#### YOUR INSTRUCTIONS:
Collect each line containing "verified".

## Start

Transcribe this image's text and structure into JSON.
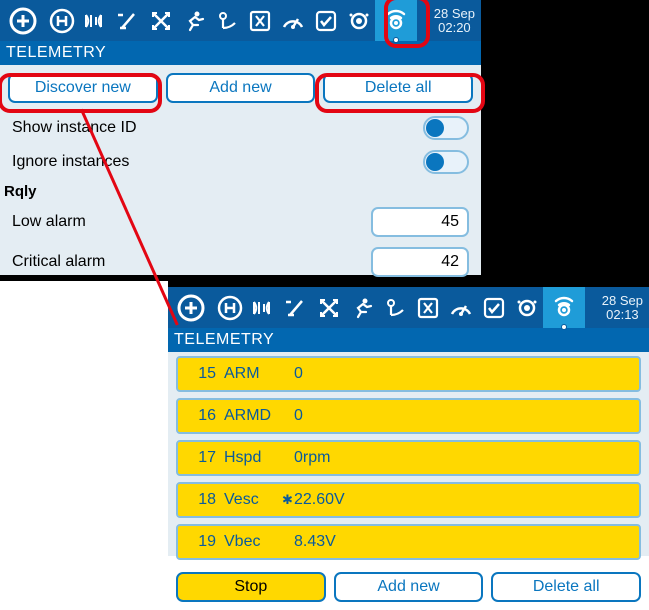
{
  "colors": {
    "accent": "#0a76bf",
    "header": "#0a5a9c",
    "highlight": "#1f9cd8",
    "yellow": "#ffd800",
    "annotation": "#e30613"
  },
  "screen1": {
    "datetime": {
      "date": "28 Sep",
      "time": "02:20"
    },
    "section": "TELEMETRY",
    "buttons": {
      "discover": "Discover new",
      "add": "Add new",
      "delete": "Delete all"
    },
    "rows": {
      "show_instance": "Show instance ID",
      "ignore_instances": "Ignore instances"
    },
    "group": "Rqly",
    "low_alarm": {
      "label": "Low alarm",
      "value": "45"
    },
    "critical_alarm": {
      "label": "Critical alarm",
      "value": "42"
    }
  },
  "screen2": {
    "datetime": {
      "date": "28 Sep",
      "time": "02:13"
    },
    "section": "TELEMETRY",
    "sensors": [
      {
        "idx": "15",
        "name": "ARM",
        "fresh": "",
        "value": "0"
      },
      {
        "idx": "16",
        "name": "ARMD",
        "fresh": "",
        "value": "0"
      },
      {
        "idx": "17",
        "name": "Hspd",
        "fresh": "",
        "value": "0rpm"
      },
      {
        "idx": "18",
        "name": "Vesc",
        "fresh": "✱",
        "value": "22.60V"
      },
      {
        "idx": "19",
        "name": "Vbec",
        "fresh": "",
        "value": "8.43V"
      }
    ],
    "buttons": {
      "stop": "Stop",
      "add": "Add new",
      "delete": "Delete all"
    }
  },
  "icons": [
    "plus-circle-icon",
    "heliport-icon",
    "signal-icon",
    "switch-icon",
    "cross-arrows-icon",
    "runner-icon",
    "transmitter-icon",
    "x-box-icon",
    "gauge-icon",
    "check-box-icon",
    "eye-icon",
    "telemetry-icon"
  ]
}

## End
## Start

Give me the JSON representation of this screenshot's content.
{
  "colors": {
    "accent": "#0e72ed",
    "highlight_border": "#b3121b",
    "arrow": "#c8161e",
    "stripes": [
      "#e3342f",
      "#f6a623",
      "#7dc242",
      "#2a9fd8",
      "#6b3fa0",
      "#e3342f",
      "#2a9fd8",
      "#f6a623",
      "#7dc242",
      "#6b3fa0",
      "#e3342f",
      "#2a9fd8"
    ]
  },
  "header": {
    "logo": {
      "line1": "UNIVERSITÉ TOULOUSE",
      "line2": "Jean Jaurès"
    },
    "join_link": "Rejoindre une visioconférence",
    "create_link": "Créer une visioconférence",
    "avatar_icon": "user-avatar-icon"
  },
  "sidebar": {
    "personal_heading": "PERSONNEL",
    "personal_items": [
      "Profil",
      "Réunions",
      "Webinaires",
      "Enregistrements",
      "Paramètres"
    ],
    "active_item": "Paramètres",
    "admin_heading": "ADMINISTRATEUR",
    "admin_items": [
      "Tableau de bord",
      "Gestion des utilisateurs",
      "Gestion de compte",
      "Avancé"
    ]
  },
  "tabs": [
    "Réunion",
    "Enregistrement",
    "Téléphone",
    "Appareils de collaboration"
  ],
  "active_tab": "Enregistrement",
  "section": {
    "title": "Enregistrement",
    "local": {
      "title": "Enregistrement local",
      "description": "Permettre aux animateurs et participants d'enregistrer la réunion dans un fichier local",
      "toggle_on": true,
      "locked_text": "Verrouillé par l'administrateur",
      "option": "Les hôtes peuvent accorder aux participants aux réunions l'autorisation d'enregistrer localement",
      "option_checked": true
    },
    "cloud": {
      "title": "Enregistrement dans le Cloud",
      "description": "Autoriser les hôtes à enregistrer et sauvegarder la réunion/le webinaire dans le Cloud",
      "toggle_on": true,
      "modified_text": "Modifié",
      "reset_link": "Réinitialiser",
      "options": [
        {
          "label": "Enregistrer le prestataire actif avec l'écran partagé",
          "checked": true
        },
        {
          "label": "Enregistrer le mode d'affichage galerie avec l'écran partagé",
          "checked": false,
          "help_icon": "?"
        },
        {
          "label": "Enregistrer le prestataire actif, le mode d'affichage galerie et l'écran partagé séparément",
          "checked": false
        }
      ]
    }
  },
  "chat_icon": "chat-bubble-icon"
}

## End
## Start

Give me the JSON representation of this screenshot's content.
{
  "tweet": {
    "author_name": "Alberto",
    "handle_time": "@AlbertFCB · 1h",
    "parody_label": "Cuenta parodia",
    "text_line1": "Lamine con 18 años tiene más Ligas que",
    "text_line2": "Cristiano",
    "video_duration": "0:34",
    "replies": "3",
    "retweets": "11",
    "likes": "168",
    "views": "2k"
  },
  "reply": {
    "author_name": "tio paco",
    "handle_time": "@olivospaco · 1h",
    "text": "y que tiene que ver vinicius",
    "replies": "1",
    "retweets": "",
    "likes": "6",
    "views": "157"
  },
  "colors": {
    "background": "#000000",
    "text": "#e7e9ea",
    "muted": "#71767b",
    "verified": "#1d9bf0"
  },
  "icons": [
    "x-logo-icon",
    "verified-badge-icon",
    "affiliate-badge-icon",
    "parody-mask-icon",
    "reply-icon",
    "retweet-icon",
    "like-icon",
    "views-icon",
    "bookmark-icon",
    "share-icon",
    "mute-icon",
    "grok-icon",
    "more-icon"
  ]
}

## End

#### FINISHED EXERCISE:
    "verified": "#1d9bf0"
    "verified-badge-icon",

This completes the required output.